=== Direction ===
In the fly-fishing passage, where do the narrator and the narrator's father stay on their late-May trip to the Catskill Mountains?

The current is surprisingly strong as I wade through the headwaters of the little stream. The water is clear, achingly cold. I can see through to the bottom, which is comprised primarily of cobble and rock that this late in the season are covered with a layer of sunken leaves. The once bright rusts, reds and yellows have faded as the leaves begin to decompose.

Although it's nearing the end of December, I am hoping to find one last trout willing to rise to a dry fly. I have been casting a Royal Wulff, its body a cheerful combination of red silk and iridescent green peacock hurl, its wing a shock of white calf's tail. What better fly to bring a Christmas trout to the surface?

It has not yet snowed, but today the air is damp and still; the sky overcast, dull. I am wearing a flannel shirt with a fleece pullover. Enough rain has fallen over the last few weeks to saturate the leaves that crunched under my boots during October and November. This afternoon there is no sound as I make my way through the forest.

I have been hiking along the side of the small stream for the better part of an hour when I spot a brook trout, my first of the afternoon. The six-inch fish is finning in place. At first it's no more than a shadow, but then I detect movement as it slides an inch to one side, a shadow slipping through shadows. Then there is the white of the fish's maw as its mouth opens to take a nymph or perhaps a caddis larva drifting in the cold current. I bend closer, about to cast, but the shadow evaporates.

In a way, my life is like this mountain brook, a stream of consciousness hurtling down from the headwaters of my youth. Like water cupped from the current, the moments of a lifetime slip so easily by. Perhaps that is why I fish. For trout, like memories, are elusive; but with skill, some luck and a good deal of patience they can be held, if only briefly, cool and damp before sliding back into the darkness. A poor substitute for stopping time, but I make do.

While searching for my Christmas trout, I have been wading back through my recollections, trying to recall again that first fish that rose to my fly. I remember the huge carp with metallic-like scales that inhaled a dough ball from the muddy bottom of the Saddle River, the stringer of perch taken from the pond behind a restaurant in our town using garden worms and the largemouth bass that chased a Hula Popper skittered across Lake Sebago; but it's that first trout taken on an artificial fly that I seek.

Walking beyond a set of shallow riffles, I come upon a short run, deeper than most others this high up the brook. There, in close along the far bank, under the exposed roots of an ancient hemlock, I find the memory that I hope to entice to the surface.

It's the year after college, and the Vietnam War is burning its way through history like a controlled flame started by the Fire Service, now unexpectedly leaping out of control. Drawing a high number in the lottery, I am immune from the draft. My father, a veteran of World War II, does not share my disillusionment with our leaders, and we have had a rough number of years.

We declare a truce, and on a weekend in late May, leave my younger brother at home, driving to the Catskill Mountains where we stay at the Atrium Lodge in Roscoe, New York. Having fished with flies for only a year without taking a single trout, I hope that this pilgrimage to the hallowed waters of the Beaverkill will improve my chances.

My father does not understand why I choose to give up my spinning gear for this "new" form of fishing. To him it is as foreign as my long hair, bellbottom jeans and the Beatles' Sergeant Pepper's Lonely Hearts Club Band.

I have not yet learned the names of mayflies or their imitations, but I search my fly box for something that looks similar to the many large, dun-colored insects that are struggling to rise from the river's surface.

=== Given data ===
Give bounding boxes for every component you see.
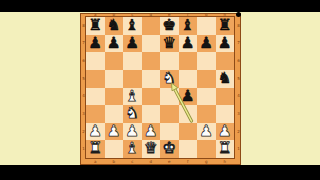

=== Answer to the exercise ===
At the Atrium Lodge in Roscoe, New York.